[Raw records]

┄┄┄┄┄┄

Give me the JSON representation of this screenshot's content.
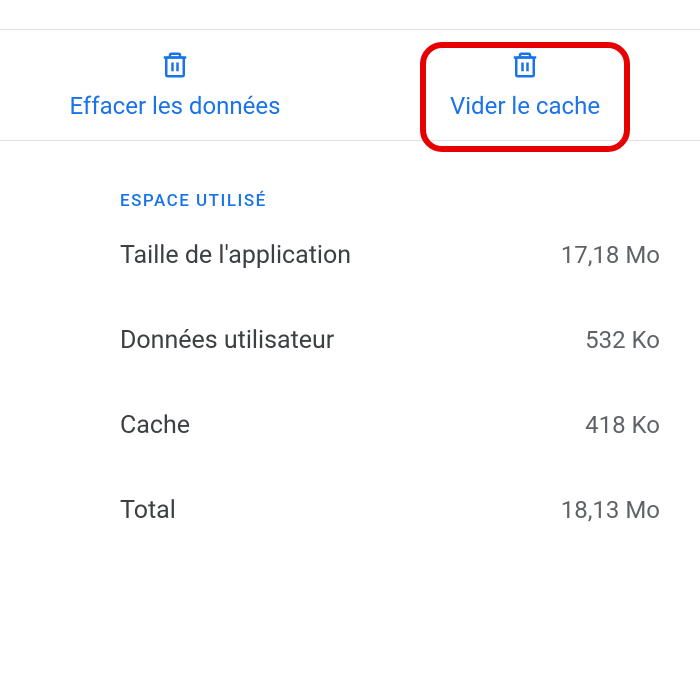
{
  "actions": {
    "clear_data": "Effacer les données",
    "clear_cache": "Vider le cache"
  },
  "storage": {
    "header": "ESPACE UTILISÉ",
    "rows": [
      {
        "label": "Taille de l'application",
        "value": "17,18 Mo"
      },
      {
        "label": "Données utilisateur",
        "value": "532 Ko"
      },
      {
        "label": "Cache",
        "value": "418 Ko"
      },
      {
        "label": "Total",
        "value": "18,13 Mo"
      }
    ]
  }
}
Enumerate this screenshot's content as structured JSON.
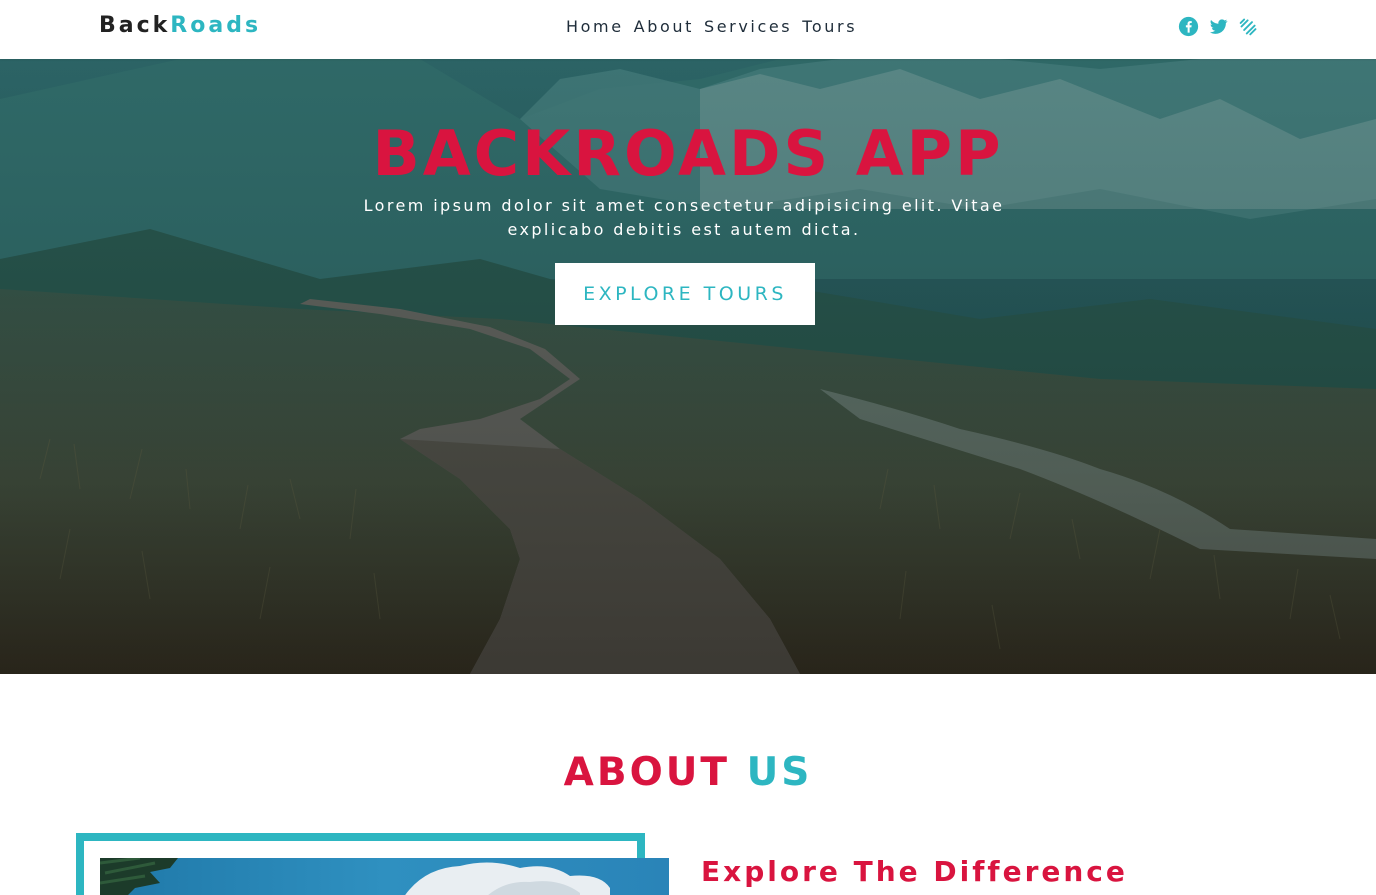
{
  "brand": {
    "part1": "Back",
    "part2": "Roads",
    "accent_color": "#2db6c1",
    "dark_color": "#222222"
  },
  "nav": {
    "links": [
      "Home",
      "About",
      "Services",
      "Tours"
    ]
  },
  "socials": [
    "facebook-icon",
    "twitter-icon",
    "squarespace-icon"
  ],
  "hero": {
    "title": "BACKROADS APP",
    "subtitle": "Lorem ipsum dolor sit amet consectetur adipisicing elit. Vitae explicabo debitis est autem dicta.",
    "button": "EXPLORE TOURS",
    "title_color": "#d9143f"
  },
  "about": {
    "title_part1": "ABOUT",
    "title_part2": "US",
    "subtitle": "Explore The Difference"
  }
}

┄┄┄┄┄┄

■ OBJECTIVE ■
Copy out each record shown above without alteration, skipping any picture.

■ FINISHED TASK ■
Give me the JSON representation of this screenshot's content.
{
  "actions": {
    "clear_data": "Effacer les données",
    "clear_cache": "Vider le cache"
  },
  "storage": {
    "header": "ESPACE UTILISÉ",
    "rows": [
      {
        "label": "Taille de l'application",
        "value": "17,18 Mo"
      },
      {
        "label": "Données utilisateur",
        "value": "532 Ko"
      },
      {
        "label": "Cache",
        "value": "418 Ko"
      },
      {
        "label": "Total",
        "value": "18,13 Mo"
      }
    ]
  }
}
Enumerate this screenshot's content as structured JSON.
{
  "brand": {
    "part1": "Back",
    "part2": "Roads",
    "accent_color": "#2db6c1",
    "dark_color": "#222222"
  },
  "nav": {
    "links": [
      "Home",
      "About",
      "Services",
      "Tours"
    ]
  },
  "socials": [
    "facebook-icon",
    "twitter-icon",
    "squarespace-icon"
  ],
  "hero": {
    "title": "BACKROADS APP",
    "subtitle": "Lorem ipsum dolor sit amet consectetur adipisicing elit. Vitae explicabo debitis est autem dicta.",
    "button": "EXPLORE TOURS",
    "title_color": "#d9143f"
  },
  "about": {
    "title_part1": "ABOUT",
    "title_part2": "US",
    "subtitle": "Explore The Difference"
  }
}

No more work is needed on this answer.